__Extract to read__:
----

I was off of work yesterday which was much needed, I pretty much feel as if I was hit by a truck and I have actual whiplash I am pretty sure.

M and I had a great weekend together, despite that. It was our first time away together and being together for that long and we both enjoyed it much. We got to the lodge around 11pm and didn't go out or anything. We did enjoy eachother's company though. Up and at em' early Since I had to be at my lesson at 8:45. At which point I realized I forgot all my undergarments at home. No underwear bras or socks. So I re-wore my bra, bought new ski socks, and I won't even tell you what I did about the underwear. We did take a little adventure after the lesson and we got me some underwear and bras.

So, he rode the trails all morning while I got my lesson. I took some pretty nasty falls and it was so cold, that instead of bowder it was like packed and icy. So falls HURT. One time I fell on my back and my head bounced off the ground and that's where the whiplash came in. I did actually have fun, and I imagine when I learn to stop much better, the falls won't be so bad. I had no clue at one point he was watching me and took a video. he caught one of my falls on it. I also fell directly onto my knees, both are very bruised, but luckily no damage beyond that. At noon we had lunch and a lovely much needed drink. Then we went back and napped. We had dinner with his brother who was up there, because his brother shares a house with friends. That was nice. His brother is super sweet and chatty. Then M and I went ot a bar for a little while and hung out.

Unfortunately, he also hurt his back, aggrevated an old injury while snowboarding that day So we both weren't up to par. I did realize that when he is injured, he is a little cranky. He's kind of consumed with it right now. So I am giving him the space.

----

__Extracted material__:
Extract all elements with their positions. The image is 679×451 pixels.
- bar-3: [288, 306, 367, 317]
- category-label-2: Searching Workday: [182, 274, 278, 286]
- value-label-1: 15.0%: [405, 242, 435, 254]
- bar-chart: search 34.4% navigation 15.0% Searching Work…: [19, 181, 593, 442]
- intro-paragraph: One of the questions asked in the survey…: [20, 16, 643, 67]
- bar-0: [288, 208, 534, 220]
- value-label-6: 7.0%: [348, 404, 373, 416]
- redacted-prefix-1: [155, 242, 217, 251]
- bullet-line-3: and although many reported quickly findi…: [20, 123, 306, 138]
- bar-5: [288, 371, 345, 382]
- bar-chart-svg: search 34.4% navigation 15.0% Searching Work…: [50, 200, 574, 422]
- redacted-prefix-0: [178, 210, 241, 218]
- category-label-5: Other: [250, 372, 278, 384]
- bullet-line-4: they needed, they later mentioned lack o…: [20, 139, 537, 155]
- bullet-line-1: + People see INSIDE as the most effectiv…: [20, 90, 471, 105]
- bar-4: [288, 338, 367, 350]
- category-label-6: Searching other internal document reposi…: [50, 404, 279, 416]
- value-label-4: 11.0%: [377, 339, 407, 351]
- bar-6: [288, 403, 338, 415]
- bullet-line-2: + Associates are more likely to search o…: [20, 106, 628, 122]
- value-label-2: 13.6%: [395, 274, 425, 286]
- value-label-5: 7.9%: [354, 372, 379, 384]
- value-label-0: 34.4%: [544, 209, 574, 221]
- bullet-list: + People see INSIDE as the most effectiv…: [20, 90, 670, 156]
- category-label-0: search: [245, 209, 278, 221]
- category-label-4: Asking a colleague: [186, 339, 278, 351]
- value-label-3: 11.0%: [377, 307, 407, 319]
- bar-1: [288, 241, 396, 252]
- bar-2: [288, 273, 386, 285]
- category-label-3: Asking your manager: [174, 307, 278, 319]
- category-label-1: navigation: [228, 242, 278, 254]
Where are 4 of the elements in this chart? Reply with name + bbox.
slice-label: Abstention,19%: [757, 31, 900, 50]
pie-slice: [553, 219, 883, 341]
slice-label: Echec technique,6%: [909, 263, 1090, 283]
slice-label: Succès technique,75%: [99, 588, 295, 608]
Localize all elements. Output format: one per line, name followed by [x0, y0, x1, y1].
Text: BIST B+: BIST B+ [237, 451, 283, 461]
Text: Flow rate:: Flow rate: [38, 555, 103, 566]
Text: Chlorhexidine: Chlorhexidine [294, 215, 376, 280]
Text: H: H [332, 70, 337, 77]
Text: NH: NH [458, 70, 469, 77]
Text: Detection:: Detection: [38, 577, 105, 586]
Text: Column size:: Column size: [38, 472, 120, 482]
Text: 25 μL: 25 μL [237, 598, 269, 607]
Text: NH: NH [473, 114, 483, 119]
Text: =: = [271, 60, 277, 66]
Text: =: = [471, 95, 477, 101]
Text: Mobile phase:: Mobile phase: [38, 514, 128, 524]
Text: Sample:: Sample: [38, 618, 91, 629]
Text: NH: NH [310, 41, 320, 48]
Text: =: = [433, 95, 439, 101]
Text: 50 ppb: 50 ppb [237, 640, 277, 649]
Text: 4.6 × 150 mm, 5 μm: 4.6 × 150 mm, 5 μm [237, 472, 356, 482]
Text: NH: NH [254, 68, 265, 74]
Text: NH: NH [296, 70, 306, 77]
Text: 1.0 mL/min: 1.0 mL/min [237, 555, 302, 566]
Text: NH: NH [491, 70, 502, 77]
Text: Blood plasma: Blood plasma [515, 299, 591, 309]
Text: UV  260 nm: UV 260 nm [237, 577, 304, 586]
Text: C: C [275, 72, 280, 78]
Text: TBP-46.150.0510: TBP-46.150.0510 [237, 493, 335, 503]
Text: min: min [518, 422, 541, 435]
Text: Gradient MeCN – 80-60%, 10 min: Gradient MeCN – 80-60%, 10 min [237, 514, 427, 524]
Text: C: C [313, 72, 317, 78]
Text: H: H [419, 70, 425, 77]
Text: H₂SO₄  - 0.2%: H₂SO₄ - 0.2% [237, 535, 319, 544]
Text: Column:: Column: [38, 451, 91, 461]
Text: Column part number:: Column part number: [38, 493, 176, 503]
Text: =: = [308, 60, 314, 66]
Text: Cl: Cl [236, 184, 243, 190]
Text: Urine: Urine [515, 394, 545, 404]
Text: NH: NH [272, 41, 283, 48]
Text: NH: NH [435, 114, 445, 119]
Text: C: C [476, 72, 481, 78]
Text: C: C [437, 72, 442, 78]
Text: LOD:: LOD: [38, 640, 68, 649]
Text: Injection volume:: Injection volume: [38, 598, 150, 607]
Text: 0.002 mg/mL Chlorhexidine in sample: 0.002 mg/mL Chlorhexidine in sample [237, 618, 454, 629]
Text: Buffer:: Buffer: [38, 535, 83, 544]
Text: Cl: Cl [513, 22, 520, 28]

----

__Required work__: Pick up the account of the ski weekend after its last sentence and carry it on. The records have nothing to do with the text.

__Written answer__:
All in all a good trip despite the pain. We discussed taking our kids to a local indoor waterpark ski resort one weekend. An overnight trip. It's a big step and I am glad he brought it up.

Speaking of bringing things up. Still, no relationship talks. No ILY's. I think I am scarred from initiating either one of these. DB has deterred me from ever having a relationship talk. ILY I am too terrified it won't get returned, even though I believe he does love me. I guess we speak of it in roundabout ways like introducing our kids and the such, because have both discussed what that means to us. A real relationship is scary territory for me. But so worth it in many ways. I wish I could say I felt totally secure, but I don't. Not yet. And that has nothing to do with him. Just me. Scars are still there. I've gotten much better at containing the insecurities and anxiety I get sometimes.

My last week at this job, thank god. I got an email while I was out that really really p!ssed me off and I wrote a reply defending myself, and I never sent it because it wasn't worth it. Four more days to do.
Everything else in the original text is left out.